* _Stated goal_:
Return every record exactly as written.

Dataset excerpt
+++++

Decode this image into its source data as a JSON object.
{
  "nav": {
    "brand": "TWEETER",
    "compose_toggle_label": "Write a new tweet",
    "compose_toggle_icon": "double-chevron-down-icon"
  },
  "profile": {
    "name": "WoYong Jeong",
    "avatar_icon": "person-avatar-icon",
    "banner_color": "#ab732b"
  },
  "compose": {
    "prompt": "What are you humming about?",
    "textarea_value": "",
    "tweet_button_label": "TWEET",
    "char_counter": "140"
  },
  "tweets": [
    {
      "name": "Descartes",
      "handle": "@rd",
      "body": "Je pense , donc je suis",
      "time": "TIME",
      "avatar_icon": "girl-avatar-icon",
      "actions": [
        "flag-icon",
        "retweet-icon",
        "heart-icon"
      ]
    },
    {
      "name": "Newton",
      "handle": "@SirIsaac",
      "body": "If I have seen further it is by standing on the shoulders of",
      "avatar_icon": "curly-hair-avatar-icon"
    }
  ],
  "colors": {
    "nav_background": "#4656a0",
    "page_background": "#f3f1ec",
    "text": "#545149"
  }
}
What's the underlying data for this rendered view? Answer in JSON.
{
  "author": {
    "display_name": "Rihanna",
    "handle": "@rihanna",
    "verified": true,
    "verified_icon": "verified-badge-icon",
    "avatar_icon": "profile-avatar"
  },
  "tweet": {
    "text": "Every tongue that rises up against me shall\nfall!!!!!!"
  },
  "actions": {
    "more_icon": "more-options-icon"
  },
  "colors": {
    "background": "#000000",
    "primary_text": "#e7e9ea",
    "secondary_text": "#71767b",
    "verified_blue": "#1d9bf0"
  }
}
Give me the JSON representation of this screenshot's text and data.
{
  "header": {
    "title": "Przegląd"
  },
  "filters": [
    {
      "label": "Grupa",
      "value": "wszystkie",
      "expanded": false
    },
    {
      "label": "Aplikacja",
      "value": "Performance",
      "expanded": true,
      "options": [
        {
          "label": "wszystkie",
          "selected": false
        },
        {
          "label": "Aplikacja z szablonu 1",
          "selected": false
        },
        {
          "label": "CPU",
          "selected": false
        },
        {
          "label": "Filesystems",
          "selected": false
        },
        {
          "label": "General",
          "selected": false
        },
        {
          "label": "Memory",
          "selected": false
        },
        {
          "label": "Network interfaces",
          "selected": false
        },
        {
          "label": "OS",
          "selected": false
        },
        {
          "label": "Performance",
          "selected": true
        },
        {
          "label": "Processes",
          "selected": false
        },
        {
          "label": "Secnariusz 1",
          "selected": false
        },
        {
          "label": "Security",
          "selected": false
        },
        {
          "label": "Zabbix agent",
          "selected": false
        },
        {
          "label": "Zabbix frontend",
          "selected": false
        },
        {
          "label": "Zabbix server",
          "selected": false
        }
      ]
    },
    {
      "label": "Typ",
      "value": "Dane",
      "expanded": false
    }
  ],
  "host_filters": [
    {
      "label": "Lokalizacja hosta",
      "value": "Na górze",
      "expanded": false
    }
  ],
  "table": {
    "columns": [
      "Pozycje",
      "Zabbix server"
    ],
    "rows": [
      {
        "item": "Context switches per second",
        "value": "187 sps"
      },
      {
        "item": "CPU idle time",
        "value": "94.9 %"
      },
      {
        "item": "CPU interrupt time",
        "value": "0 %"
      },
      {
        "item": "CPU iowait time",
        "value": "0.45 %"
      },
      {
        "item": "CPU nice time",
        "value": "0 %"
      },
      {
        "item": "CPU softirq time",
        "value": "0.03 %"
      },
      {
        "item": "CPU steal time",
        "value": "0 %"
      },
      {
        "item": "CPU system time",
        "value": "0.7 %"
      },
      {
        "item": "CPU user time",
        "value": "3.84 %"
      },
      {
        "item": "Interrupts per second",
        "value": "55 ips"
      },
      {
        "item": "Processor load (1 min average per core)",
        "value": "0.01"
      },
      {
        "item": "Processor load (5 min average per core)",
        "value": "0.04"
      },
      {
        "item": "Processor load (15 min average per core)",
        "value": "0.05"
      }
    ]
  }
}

+++++

* _Correct response_:
Decode this image into its source data as a JSON object.
{
  "nav": {
    "brand": "TWEETER",
    "compose_toggle_label": "Write a new tweet",
    "compose_toggle_icon": "double-chevron-down-icon"
  },
  "profile": {
    "name": "WoYong Jeong",
    "avatar_icon": "person-avatar-icon",
    "banner_color": "#ab732b"
  },
  "compose": {
    "prompt": "What are you humming about?",
    "textarea_value": "",
    "tweet_button_label": "TWEET",
    "char_counter": "140"
  },
  "tweets": [
    {
      "name": "Descartes",
      "handle": "@rd",
      "body": "Je pense , donc je suis",
      "time": "TIME",
      "avatar_icon": "girl-avatar-icon",
      "actions": [
        "flag-icon",
        "retweet-icon",
        "heart-icon"
      ]
    },
    {
      "name": "Newton",
      "handle": "@SirIsaac",
      "body": "If I have seen further it is by standing on the shoulders of",
      "avatar_icon": "curly-hair-avatar-icon"
    }
  ],
  "colors": {
    "nav_background": "#4656a0",
    "page_background": "#f3f1ec",
    "text": "#545149"
  }
}
What's the underlying data for this rendered view? Answer in JSON.
{
  "author": {
    "display_name": "Rihanna",
    "handle": "@rihanna",
    "verified": true,
    "verified_icon": "verified-badge-icon",
    "avatar_icon": "profile-avatar"
  },
  "tweet": {
    "text": "Every tongue that rises up against me shall\nfall!!!!!!"
  },
  "actions": {
    "more_icon": "more-options-icon"
  },
  "colors": {
    "background": "#000000",
    "primary_text": "#e7e9ea",
    "secondary_text": "#71767b",
    "verified_blue": "#1d9bf0"
  }
}
Give me the JSON representation of this screenshot's text and data.
{
  "header": {
    "title": "Przegląd"
  },
  "filters": [
    {
      "label": "Grupa",
      "value": "wszystkie",
      "expanded": false
    },
    {
      "label": "Aplikacja",
      "value": "Performance",
      "expanded": true,
      "options": [
        {
          "label": "wszystkie",
          "selected": false
        },
        {
          "label": "Aplikacja z szablonu 1",
          "selected": false
        },
        {
          "label": "CPU",
          "selected": false
        },
        {
          "label": "Filesystems",
          "selected": false
        },
        {
          "label": "General",
          "selected": false
        },
        {
          "label": "Memory",
          "selected": false
        },
        {
          "label": "Network interfaces",
          "selected": false
        },
        {
          "label": "OS",
          "selected": false
        },
        {
          "label": "Performance",
          "selected": true
        },
        {
          "label": "Processes",
          "selected": false
        },
        {
          "label": "Secnariusz 1",
          "selected": false
        },
        {
          "label": "Security",
          "selected": false
        },
        {
          "label": "Zabbix agent",
          "selected": false
        },
        {
          "label": "Zabbix frontend",
          "selected": false
        },
        {
          "label": "Zabbix server",
          "selected": false
        }
      ]
    },
    {
      "label": "Typ",
      "value": "Dane",
      "expanded": false
    }
  ],
  "host_filters": [
    {
      "label": "Lokalizacja hosta",
      "value": "Na górze",
      "expanded": false
    }
  ],
  "table": {
    "columns": [
      "Pozycje",
      "Zabbix server"
    ],
    "rows": [
      {
        "item": "Context switches per second",
        "value": "187 sps"
      },
      {
        "item": "CPU idle time",
        "value": "94.9 %"
      },
      {
        "item": "CPU interrupt time",
        "value": "0 %"
      },
      {
        "item": "CPU iowait time",
        "value": "0.45 %"
      },
      {
        "item": "CPU nice time",
        "value": "0 %"
      },
      {
        "item": "CPU softirq time",
        "value": "0.03 %"
      },
      {
        "item": "CPU steal time",
        "value": "0 %"
      },
      {
        "item": "CPU system time",
        "value": "0.7 %"
      },
      {
        "item": "CPU user time",
        "value": "3.84 %"
      },
      {
        "item": "Interrupts per second",
        "value": "55 ips"
      },
      {
        "item": "Processor load (1 min average per core)",
        "value": "0.01"
      },
      {
        "item": "Processor load (5 min average per core)",
        "value": "0.04"
      },
      {
        "item": "Processor load (15 min average per core)",
        "value": "0.05"
      }
    ]
  }
}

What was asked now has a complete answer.